• Data rows:
^^^^
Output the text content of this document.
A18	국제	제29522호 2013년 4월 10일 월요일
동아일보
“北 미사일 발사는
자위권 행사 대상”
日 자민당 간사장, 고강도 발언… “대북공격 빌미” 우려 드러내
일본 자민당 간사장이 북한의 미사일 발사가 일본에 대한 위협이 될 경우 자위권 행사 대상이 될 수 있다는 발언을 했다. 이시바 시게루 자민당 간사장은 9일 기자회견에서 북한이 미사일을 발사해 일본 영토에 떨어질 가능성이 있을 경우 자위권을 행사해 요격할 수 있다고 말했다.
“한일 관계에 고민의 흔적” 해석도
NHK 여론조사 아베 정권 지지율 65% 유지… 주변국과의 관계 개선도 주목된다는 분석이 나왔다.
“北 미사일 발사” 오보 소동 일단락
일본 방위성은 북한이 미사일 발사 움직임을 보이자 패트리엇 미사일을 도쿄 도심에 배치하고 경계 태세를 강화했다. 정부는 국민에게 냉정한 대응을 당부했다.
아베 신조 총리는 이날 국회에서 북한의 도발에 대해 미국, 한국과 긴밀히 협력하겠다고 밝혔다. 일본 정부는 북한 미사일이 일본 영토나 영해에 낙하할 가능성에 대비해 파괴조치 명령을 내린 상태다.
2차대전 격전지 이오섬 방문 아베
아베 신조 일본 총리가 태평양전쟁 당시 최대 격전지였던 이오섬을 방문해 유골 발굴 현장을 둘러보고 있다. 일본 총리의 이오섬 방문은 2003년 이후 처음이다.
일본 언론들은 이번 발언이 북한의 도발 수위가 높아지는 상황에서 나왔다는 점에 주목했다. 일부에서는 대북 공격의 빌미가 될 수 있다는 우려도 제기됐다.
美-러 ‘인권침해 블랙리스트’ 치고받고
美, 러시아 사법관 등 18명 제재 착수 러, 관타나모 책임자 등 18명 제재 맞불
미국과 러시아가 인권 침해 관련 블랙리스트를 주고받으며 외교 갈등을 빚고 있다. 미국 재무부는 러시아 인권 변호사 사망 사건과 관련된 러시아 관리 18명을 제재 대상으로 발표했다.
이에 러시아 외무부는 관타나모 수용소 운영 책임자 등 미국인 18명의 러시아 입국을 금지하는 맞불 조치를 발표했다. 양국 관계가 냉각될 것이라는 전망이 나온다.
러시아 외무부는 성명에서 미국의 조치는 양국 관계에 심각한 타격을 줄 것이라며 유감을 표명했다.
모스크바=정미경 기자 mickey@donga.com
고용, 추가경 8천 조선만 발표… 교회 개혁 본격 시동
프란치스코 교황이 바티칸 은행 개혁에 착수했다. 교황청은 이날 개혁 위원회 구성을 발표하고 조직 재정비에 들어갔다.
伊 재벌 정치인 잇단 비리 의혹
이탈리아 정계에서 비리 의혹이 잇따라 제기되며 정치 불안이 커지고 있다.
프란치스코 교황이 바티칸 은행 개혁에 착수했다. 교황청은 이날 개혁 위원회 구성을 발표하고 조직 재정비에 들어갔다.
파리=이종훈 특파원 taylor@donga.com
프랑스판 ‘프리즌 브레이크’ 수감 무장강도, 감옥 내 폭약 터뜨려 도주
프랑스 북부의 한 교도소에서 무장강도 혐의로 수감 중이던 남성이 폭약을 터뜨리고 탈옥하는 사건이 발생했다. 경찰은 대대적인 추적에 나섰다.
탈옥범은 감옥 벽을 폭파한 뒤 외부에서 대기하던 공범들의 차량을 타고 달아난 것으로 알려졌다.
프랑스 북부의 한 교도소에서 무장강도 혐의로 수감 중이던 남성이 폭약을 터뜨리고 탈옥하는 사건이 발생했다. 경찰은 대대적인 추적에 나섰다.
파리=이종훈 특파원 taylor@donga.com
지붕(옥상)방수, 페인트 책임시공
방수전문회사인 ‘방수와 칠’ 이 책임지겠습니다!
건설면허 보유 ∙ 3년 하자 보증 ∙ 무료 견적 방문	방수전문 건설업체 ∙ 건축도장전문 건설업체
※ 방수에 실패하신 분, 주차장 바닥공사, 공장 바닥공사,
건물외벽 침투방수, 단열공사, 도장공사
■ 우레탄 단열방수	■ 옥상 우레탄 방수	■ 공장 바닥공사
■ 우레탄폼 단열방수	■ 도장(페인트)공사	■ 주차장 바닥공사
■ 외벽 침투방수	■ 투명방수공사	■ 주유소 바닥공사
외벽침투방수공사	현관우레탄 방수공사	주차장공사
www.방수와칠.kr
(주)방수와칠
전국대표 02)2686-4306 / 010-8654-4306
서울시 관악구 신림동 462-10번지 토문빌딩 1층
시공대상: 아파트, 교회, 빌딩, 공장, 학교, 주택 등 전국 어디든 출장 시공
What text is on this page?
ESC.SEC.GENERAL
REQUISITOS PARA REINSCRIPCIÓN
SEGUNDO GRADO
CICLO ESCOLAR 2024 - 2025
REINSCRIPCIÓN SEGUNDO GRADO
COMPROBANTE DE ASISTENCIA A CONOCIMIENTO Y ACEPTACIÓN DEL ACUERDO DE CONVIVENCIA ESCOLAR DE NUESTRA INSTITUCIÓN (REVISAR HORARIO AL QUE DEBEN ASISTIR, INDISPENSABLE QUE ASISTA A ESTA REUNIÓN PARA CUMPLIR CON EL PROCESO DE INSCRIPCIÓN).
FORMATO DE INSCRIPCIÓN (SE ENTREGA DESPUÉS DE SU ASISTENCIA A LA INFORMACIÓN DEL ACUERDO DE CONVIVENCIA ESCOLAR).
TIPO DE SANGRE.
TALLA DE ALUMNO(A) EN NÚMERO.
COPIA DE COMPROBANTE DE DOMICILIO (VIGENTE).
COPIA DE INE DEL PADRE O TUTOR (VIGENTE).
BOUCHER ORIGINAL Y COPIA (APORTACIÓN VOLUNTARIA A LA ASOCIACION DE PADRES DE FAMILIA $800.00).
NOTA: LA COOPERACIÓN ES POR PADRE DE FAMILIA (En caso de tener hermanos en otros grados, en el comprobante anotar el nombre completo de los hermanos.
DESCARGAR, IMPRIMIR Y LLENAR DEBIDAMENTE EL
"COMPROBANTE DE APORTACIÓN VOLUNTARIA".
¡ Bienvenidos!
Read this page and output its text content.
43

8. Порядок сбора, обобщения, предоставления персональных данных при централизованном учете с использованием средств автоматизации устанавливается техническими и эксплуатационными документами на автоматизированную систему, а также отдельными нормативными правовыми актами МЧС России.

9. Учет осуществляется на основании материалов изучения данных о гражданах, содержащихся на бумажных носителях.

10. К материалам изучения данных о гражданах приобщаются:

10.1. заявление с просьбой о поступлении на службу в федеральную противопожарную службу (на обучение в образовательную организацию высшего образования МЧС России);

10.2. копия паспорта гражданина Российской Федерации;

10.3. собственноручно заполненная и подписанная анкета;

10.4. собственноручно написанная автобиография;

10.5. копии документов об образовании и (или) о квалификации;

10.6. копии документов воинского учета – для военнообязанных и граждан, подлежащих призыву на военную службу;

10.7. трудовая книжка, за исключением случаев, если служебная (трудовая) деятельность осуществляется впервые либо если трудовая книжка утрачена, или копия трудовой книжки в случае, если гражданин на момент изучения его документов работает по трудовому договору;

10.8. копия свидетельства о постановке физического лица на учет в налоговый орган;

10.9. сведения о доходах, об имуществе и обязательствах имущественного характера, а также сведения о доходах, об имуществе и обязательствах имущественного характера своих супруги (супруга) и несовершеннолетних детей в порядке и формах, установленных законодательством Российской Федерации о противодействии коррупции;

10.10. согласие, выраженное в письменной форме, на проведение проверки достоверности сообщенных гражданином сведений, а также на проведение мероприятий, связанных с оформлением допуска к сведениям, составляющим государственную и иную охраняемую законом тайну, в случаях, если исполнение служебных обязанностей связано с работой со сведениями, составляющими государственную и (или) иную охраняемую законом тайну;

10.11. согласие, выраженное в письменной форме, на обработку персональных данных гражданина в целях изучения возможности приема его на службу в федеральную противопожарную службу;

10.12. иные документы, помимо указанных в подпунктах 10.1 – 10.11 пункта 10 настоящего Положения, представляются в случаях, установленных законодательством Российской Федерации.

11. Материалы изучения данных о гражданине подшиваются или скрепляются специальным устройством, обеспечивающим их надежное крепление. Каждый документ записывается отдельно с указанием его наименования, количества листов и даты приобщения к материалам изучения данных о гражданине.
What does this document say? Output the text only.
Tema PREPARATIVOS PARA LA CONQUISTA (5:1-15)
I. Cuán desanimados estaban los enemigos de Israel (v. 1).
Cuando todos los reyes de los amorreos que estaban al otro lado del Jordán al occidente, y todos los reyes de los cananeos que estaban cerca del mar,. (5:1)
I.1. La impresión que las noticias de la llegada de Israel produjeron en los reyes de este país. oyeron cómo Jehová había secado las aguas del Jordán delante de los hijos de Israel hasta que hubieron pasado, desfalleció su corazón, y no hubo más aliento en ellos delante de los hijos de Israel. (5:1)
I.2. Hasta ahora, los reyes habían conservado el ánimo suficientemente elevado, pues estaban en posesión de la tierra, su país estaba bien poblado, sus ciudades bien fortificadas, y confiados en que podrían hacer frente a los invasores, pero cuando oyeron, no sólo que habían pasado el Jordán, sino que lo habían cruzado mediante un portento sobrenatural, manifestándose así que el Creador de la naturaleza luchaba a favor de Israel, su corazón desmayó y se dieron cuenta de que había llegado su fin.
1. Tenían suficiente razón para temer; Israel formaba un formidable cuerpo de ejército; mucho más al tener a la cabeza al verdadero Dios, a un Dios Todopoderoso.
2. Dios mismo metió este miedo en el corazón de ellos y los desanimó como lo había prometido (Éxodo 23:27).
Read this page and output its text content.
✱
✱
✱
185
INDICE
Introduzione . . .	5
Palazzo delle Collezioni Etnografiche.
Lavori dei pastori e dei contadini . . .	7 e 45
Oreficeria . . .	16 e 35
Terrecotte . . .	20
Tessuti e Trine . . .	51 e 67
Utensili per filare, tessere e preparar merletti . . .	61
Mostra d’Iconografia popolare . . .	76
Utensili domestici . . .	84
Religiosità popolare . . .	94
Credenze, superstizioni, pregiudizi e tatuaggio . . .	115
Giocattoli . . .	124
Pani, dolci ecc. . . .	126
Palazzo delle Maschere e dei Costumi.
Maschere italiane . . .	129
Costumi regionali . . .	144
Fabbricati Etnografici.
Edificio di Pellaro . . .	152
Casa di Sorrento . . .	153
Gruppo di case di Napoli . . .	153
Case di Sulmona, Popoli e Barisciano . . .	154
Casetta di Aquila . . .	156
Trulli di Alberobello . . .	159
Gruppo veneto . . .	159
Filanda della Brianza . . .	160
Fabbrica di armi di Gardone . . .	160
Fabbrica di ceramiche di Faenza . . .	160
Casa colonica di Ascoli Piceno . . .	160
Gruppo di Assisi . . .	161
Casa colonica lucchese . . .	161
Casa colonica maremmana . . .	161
^^^^
• What to produce: Read the lines above. Gather those in which the string "미사일을" is found.

• Answer:
일본 자민당 간사장이 북한의 미사일 발사가 일본에 대한 위협이 될 경우 자위권 행사 대상이 될 수 있다는 발언을 했다. 이시바 시게루 자민당 간사장은 9일 기자회견에서 북한이 미사일을 발사해 일본 영토에 떨어질 가능성이 있을 경우 자위권을 행사해 요격할 수 있다고 말했다.
일본 방위성은 북한이 미사일 발사 움직임을 보이자 패트리엇 미사일을 도쿄 도심에 배치하고 경계 태세를 강화했다. 정부는 국민에게 냉정한 대응을 당부했다.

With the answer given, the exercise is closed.